The Parable of the Wicked Tenants (Matthew 21:33-46) is in essence the story of Jesus’ ministry, arrest and death. He is the son that is killed by the tenants to whom the landowner entrusted his property and he is the cornerstone that, although rejected, becomes the stone which holds all the others up; the keystone, the crucial link, the vital connection.
However, while this is the story of Jesus, it is also the story of the Israel of his day; a chosen people who were not fulfilling their purpose despite multiple messengers, most recently John the Baptist, having come to warn them of their need for change.
When Abraham was called by God he was told that he would become a great and mighty nation and that all the nations of the earth would be blessed in him. The nation founded through his obedience to God’s call was to be a blessing to all nations. The people of Israel were reminded periodically of this call, as in Isaiah 49:6 where we read:
“It is too light a thing that you should be my servant
to raise up the tribes of Jacob
and to restore the survivors of Israel;
I will give you as a light to the nations,
that my salvation may reach to the end of the earth.”
The prophecies collected together in Isaiah also show the kind of place that Jerusalem was intended to become; a place to which all nations could come to hear from God:
“Many nations will come streaming to it, and their people will say,
‘Let us go to up the hill of the Lord, to the Temple of Israel’s God.
He will teach us what he wants us to do;
we will walk in the paths he has chosen.
For the Lord’s teaching comes from Jerusalem;
from Zion he speaks to his people.” (Isaiah 2. 2b & 3a)
Instead of that vision coming to pass, by the time of Jesus, the Temple had become a symbol of Jewish identity with all sorts of people excluded from worship unless they conformed to the detailed requirements of the Mosaic Law. The Temple and the worship in it prevented the free access to God that God wished to see for people of all nations.

Data for analysis:
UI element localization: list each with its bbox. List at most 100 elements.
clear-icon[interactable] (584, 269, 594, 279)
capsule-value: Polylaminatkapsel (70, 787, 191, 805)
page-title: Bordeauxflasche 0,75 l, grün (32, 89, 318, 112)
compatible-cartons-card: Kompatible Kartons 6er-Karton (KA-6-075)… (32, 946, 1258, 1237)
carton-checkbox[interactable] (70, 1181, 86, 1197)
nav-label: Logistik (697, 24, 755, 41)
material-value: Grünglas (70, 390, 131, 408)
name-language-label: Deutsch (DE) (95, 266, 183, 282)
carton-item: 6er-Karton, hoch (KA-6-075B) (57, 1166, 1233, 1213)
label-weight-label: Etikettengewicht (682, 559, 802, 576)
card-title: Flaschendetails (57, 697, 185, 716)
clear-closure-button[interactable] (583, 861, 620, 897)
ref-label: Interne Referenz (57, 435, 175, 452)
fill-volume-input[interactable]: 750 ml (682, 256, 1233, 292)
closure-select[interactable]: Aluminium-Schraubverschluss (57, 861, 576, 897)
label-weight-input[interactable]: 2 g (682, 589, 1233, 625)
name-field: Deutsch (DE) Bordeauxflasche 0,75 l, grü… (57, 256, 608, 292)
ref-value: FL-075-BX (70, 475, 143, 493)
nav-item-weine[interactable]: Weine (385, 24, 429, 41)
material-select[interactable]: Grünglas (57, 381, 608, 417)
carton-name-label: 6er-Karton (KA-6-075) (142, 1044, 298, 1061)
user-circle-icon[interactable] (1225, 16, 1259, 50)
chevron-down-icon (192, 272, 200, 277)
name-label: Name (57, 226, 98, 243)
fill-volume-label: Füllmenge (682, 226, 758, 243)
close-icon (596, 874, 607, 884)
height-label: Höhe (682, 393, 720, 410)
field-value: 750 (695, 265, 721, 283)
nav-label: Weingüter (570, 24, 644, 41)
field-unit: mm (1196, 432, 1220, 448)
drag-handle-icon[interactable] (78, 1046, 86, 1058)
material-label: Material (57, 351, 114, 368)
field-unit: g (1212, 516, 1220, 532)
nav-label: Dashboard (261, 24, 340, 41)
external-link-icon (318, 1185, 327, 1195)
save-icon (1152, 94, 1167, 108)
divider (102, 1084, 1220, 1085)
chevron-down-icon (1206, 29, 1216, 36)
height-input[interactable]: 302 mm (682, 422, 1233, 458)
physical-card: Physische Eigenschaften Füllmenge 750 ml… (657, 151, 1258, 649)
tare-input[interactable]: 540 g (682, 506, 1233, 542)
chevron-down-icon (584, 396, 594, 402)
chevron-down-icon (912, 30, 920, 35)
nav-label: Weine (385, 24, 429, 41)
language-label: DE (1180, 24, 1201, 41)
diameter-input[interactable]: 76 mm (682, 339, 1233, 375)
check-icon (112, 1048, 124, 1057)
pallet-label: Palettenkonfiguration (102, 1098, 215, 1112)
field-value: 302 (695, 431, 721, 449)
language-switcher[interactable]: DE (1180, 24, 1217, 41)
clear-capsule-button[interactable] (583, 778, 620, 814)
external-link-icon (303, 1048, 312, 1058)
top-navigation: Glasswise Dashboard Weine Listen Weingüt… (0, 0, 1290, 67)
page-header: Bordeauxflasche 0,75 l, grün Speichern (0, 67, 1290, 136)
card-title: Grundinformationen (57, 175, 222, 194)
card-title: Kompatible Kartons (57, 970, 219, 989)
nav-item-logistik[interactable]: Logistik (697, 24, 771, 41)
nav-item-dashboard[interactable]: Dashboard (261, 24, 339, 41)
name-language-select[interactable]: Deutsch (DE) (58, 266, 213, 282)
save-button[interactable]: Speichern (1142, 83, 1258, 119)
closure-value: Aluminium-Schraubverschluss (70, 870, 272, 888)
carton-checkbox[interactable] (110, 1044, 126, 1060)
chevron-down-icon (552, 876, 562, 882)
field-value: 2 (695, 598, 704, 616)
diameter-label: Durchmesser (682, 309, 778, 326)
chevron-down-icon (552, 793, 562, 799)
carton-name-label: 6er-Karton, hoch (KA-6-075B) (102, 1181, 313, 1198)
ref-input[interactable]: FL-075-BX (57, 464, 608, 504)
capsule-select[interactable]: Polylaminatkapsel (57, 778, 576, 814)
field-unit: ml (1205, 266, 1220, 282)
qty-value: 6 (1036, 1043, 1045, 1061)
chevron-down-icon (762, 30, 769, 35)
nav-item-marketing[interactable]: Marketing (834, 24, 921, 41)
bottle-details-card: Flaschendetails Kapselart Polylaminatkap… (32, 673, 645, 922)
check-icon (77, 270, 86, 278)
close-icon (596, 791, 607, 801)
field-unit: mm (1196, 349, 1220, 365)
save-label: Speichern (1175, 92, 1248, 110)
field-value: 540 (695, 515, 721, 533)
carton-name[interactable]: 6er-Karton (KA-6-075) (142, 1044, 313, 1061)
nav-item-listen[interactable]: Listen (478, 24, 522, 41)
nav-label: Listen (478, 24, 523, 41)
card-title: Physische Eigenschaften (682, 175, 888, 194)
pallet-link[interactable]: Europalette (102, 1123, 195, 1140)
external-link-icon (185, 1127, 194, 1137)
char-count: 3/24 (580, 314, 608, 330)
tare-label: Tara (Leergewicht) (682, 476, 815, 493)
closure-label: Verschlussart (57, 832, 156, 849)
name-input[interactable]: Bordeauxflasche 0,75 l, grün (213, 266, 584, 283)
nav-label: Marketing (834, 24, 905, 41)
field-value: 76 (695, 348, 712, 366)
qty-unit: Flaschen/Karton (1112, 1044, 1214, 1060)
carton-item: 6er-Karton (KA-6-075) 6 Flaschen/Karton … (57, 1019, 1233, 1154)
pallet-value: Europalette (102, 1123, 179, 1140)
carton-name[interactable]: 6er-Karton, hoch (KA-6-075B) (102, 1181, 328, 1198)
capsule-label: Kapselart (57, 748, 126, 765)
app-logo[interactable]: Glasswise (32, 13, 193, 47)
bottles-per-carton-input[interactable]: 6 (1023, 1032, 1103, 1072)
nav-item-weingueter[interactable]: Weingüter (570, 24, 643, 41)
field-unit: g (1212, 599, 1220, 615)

Task objective:
Copy word for word the part of the passage on the Parable of the Wicked Tenants starting at "However, while this" and ending at "need for change.". The lines above come from a separate source.

Exercise solution:
However, while this is the story of Jesus, it is also the story of the Israel of his day; a chosen people who were not fulfilling their purpose despite multiple messengers, most recently John the Baptist, having come to warn them of their need for change.